**Written problem**
Copy each line of the listing below exactly.

════════════════════

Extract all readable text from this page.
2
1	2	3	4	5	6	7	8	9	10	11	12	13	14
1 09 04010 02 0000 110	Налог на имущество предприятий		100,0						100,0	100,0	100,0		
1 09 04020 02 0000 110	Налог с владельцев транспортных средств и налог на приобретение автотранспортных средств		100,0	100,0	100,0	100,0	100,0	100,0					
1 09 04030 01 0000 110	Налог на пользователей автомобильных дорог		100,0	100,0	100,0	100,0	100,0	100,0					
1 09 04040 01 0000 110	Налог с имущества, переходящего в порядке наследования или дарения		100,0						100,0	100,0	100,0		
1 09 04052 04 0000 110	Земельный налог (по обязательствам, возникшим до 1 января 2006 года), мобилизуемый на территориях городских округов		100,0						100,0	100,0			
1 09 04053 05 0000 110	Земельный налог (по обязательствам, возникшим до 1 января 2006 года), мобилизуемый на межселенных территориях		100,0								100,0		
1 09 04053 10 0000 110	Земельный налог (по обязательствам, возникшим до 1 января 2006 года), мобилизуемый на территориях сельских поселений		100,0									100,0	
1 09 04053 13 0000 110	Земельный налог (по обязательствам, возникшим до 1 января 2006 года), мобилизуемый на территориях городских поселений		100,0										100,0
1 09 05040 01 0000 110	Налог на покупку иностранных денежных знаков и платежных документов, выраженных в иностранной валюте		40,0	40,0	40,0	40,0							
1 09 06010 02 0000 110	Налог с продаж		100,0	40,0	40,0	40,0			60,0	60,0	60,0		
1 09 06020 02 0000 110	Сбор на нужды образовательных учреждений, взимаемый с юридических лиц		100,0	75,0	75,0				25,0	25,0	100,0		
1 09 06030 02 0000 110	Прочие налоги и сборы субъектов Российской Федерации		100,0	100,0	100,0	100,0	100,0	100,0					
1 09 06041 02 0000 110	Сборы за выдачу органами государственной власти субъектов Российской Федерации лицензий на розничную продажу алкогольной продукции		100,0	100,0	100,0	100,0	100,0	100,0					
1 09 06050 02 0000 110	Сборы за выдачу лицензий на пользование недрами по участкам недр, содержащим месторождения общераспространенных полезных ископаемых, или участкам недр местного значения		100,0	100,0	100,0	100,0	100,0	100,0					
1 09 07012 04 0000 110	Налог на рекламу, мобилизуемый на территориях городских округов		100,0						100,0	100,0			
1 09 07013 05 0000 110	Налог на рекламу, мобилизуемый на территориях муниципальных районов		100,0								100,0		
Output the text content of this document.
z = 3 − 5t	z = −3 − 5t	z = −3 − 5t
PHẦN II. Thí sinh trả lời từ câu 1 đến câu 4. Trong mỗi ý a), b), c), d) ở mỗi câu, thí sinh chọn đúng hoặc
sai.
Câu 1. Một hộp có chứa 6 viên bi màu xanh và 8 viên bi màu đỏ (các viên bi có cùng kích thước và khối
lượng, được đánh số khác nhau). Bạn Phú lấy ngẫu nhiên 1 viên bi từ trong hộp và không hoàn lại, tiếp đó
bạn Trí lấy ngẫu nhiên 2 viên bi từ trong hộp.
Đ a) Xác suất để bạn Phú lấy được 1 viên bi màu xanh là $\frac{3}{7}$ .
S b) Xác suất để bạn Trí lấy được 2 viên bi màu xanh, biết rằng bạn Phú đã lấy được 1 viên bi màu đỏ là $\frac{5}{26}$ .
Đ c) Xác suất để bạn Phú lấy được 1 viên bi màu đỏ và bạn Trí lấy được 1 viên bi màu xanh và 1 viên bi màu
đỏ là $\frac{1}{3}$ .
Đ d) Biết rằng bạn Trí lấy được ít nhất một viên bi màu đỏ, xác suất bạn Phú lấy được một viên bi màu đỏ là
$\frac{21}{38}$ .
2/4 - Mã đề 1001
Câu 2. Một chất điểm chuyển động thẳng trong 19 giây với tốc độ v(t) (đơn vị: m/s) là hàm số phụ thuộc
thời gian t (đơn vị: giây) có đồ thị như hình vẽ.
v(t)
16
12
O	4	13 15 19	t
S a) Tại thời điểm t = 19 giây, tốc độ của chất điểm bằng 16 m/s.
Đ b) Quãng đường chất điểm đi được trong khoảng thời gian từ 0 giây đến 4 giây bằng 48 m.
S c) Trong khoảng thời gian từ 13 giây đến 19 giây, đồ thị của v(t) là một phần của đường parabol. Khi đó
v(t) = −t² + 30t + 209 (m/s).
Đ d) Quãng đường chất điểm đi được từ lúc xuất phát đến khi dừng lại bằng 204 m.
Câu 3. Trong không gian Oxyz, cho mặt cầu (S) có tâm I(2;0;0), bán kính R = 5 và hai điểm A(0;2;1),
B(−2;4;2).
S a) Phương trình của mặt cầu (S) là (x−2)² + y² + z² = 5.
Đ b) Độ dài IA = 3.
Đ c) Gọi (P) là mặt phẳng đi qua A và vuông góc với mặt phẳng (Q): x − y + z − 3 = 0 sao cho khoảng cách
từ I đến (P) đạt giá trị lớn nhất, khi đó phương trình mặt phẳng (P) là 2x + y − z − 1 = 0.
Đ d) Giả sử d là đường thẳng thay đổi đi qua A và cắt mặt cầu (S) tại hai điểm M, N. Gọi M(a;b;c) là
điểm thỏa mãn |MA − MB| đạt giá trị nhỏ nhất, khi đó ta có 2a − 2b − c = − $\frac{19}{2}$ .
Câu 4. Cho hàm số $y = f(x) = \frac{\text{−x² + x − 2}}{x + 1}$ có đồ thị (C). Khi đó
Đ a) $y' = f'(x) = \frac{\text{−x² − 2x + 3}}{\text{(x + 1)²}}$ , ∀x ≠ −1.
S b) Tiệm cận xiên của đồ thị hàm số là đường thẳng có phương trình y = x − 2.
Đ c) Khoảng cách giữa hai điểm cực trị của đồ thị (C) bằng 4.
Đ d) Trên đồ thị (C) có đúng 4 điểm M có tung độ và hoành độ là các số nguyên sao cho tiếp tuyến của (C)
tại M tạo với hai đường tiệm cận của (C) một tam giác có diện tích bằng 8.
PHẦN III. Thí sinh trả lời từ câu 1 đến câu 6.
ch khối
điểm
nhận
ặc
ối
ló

════════════════════

**In response**
Extract all readable text from this page.
2
1	2	3	4	5	6	7	8	9	10	11	12	13	14
1 09 04010 02 0000 110	Налог на имущество предприятий		100,0						100,0	100,0	100,0		
1 09 04020 02 0000 110	Налог с владельцев транспортных средств и налог на приобретение автотранспортных средств		100,0	100,0	100,0	100,0	100,0	100,0					
1 09 04030 01 0000 110	Налог на пользователей автомобильных дорог		100,0	100,0	100,0	100,0	100,0	100,0					
1 09 04040 01 0000 110	Налог с имущества, переходящего в порядке наследования или дарения		100,0						100,0	100,0	100,0		
1 09 04052 04 0000 110	Земельный налог (по обязательствам, возникшим до 1 января 2006 года), мобилизуемый на территориях городских округов		100,0						100,0	100,0			
1 09 04053 05 0000 110	Земельный налог (по обязательствам, возникшим до 1 января 2006 года), мобилизуемый на межселенных территориях		100,0								100,0		
1 09 04053 10 0000 110	Земельный налог (по обязательствам, возникшим до 1 января 2006 года), мобилизуемый на территориях сельских поселений		100,0									100,0	
1 09 04053 13 0000 110	Земельный налог (по обязательствам, возникшим до 1 января 2006 года), мобилизуемый на территориях городских поселений		100,0										100,0
1 09 05040 01 0000 110	Налог на покупку иностранных денежных знаков и платежных документов, выраженных в иностранной валюте		40,0	40,0	40,0	40,0							
1 09 06010 02 0000 110	Налог с продаж		100,0	40,0	40,0	40,0			60,0	60,0	60,0		
1 09 06020 02 0000 110	Сбор на нужды образовательных учреждений, взимаемый с юридических лиц		100,0	75,0	75,0				25,0	25,0	100,0		
1 09 06030 02 0000 110	Прочие налоги и сборы субъектов Российской Федерации		100,0	100,0	100,0	100,0	100,0	100,0					
1 09 06041 02 0000 110	Сборы за выдачу органами государственной власти субъектов Российской Федерации лицензий на розничную продажу алкогольной продукции		100,0	100,0	100,0	100,0	100,0	100,0					
1 09 06050 02 0000 110	Сборы за выдачу лицензий на пользование недрами по участкам недр, содержащим месторождения общераспространенных полезных ископаемых, или участкам недр местного значения		100,0	100,0	100,0	100,0	100,0	100,0					
1 09 07012 04 0000 110	Налог на рекламу, мобилизуемый на территориях городских округов		100,0						100,0	100,0			
1 09 07013 05 0000 110	Налог на рекламу, мобилизуемый на территориях муниципальных районов		100,0								100,0		
Output the text content of this document.
z = 3 − 5t	z = −3 − 5t	z = −3 − 5t
PHẦN II. Thí sinh trả lời từ câu 1 đến câu 4. Trong mỗi ý a), b), c), d) ở mỗi câu, thí sinh chọn đúng hoặc
sai.
Câu 1. Một hộp có chứa 6 viên bi màu xanh và 8 viên bi màu đỏ (các viên bi có cùng kích thước và khối
lượng, được đánh số khác nhau). Bạn Phú lấy ngẫu nhiên 1 viên bi từ trong hộp và không hoàn lại, tiếp đó
bạn Trí lấy ngẫu nhiên 2 viên bi từ trong hộp.
Đ a) Xác suất để bạn Phú lấy được 1 viên bi màu xanh là $\frac{3}{7}$ .
S b) Xác suất để bạn Trí lấy được 2 viên bi màu xanh, biết rằng bạn Phú đã lấy được 1 viên bi màu đỏ là $\frac{5}{26}$ .
Đ c) Xác suất để bạn Phú lấy được 1 viên bi màu đỏ và bạn Trí lấy được 1 viên bi màu xanh và 1 viên bi màu
đỏ là $\frac{1}{3}$ .
Đ d) Biết rằng bạn Trí lấy được ít nhất một viên bi màu đỏ, xác suất bạn Phú lấy được một viên bi màu đỏ là
$\frac{21}{38}$ .
2/4 - Mã đề 1001
Câu 2. Một chất điểm chuyển động thẳng trong 19 giây với tốc độ v(t) (đơn vị: m/s) là hàm số phụ thuộc
thời gian t (đơn vị: giây) có đồ thị như hình vẽ.
v(t)
16
12
O	4	13 15 19	t
S a) Tại thời điểm t = 19 giây, tốc độ của chất điểm bằng 16 m/s.
Đ b) Quãng đường chất điểm đi được trong khoảng thời gian từ 0 giây đến 4 giây bằng 48 m.
S c) Trong khoảng thời gian từ 13 giây đến 19 giây, đồ thị của v(t) là một phần của đường parabol. Khi đó
v(t) = −t² + 30t + 209 (m/s).
Đ d) Quãng đường chất điểm đi được từ lúc xuất phát đến khi dừng lại bằng 204 m.
Câu 3. Trong không gian Oxyz, cho mặt cầu (S) có tâm I(2;0;0), bán kính R = 5 và hai điểm A(0;2;1),
B(−2;4;2).
S a) Phương trình của mặt cầu (S) là (x−2)² + y² + z² = 5.
Đ b) Độ dài IA = 3.
Đ c) Gọi (P) là mặt phẳng đi qua A và vuông góc với mặt phẳng (Q): x − y + z − 3 = 0 sao cho khoảng cách
từ I đến (P) đạt giá trị lớn nhất, khi đó phương trình mặt phẳng (P) là 2x + y − z − 1 = 0.
Đ d) Giả sử d là đường thẳng thay đổi đi qua A và cắt mặt cầu (S) tại hai điểm M, N. Gọi M(a;b;c) là
điểm thỏa mãn |MA − MB| đạt giá trị nhỏ nhất, khi đó ta có 2a − 2b − c = − $\frac{19}{2}$ .
Câu 4. Cho hàm số $y = f(x) = \frac{\text{−x² + x − 2}}{x + 1}$ có đồ thị (C). Khi đó
Đ a) $y' = f'(x) = \frac{\text{−x² − 2x + 3}}{\text{(x + 1)²}}$ , ∀x ≠ −1.
S b) Tiệm cận xiên của đồ thị hàm số là đường thẳng có phương trình y = x − 2.
Đ c) Khoảng cách giữa hai điểm cực trị của đồ thị (C) bằng 4.
Đ d) Trên đồ thị (C) có đúng 4 điểm M có tung độ và hoành độ là các số nguyên sao cho tiếp tuyến của (C)
tại M tạo với hai đường tiệm cận của (C) một tam giác có diện tích bằng 8.
PHẦN III. Thí sinh trả lời từ câu 1 đến câu 6.
ch khối
điểm
nhận
ặc
ối
ló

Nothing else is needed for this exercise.